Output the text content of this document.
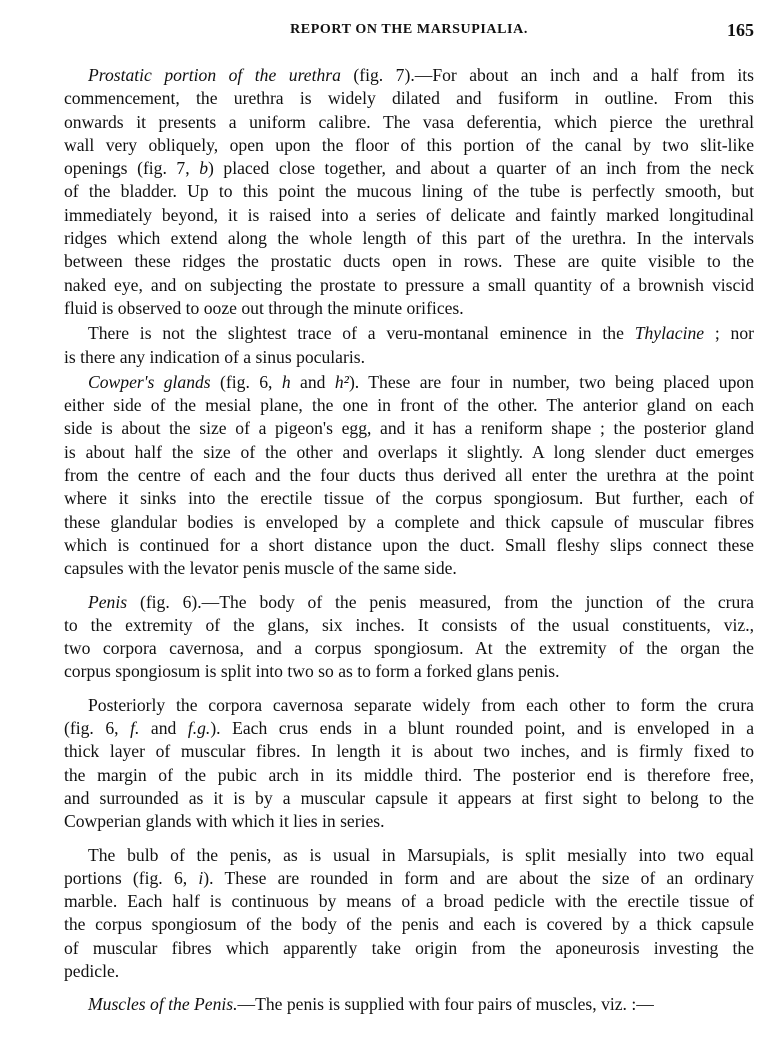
REPORT ON THE MARSUPIALIA.	165
Prostatic portion of the urethra (fig. 7).—For about an inch and a half from its
commencement, the urethra is widely dilated and fusiform in outline. From this
onwards it presents a uniform calibre. The vasa deferentia, which pierce the urethral
wall very obliquely, open upon the floor of this portion of the canal by two slit-like
openings (fig. 7, b) placed close together, and about a quarter of an inch from the neck
of the bladder. Up to this point the mucous lining of the tube is perfectly smooth, but
immediately beyond, it is raised into a series of delicate and faintly marked longitudinal
ridges which extend along the whole length of this part of the urethra. In the intervals
between these ridges the prostatic ducts open in rows. These are quite visible to the
naked eye, and on subjecting the prostate to pressure a small quantity of a brownish viscid
fluid is observed to ooze out through the minute orifices.
There is not the slightest trace of a veru-montanal eminence in the Thylacine ; nor
is there any indication of a sinus pocularis.
Cowper's glands (fig. 6, h and h²). These are four in number, two being placed upon
either side of the mesial plane, the one in front of the other. The anterior gland on each
side is about the size of a pigeon's egg, and it has a reniform shape ; the posterior gland
is about half the size of the other and overlaps it slightly. A long slender duct emerges
from the centre of each and the four ducts thus derived all enter the urethra at the point
where it sinks into the erectile tissue of the corpus spongiosum. But further, each of
these glandular bodies is enveloped by a complete and thick capsule of muscular fibres
which is continued for a short distance upon the duct. Small fleshy slips connect these
capsules with the levator penis muscle of the same side.
Penis (fig. 6).—The body of the penis measured, from the junction of the crura
to the extremity of the glans, six inches. It consists of the usual constituents, viz.,
two corpora cavernosa, and a corpus spongiosum. At the extremity of the organ the
corpus spongiosum is split into two so as to form a forked glans penis.
Posteriorly the corpora cavernosa separate widely from each other to form the crura
(fig. 6, f. and f.g.). Each crus ends in a blunt rounded point, and is enveloped in a
thick layer of muscular fibres. In length it is about two inches, and is firmly fixed to
the margin of the pubic arch in its middle third. The posterior end is therefore free,
and surrounded as it is by a muscular capsule it appears at first sight to belong to the
Cowperian glands with which it lies in series.
The bulb of the penis, as is usual in Marsupials, is split mesially into two equal
portions (fig. 6, i). These are rounded in form and are about the size of an ordinary
marble. Each half is continuous by means of a broad pedicle with the erectile tissue of
the corpus spongiosum of the body of the penis and each is covered by a thick capsule
of muscular fibres which apparently take origin from the aponeurosis investing the
pedicle.
Muscles of the Penis.—The penis is supplied with four pairs of muscles, viz. :—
☆ ☆ ☆ ☆ ☆ ☆ ☆
### WHAT THE TASK ASKS
Select, from the listing, all lines that include the word "tissue".

### THE SOLUTION
where it sinks into the erectile tissue of the corpus spongiosum. But further, each of
marble. Each half is continuous by means of a broad pedicle with the erectile tissue of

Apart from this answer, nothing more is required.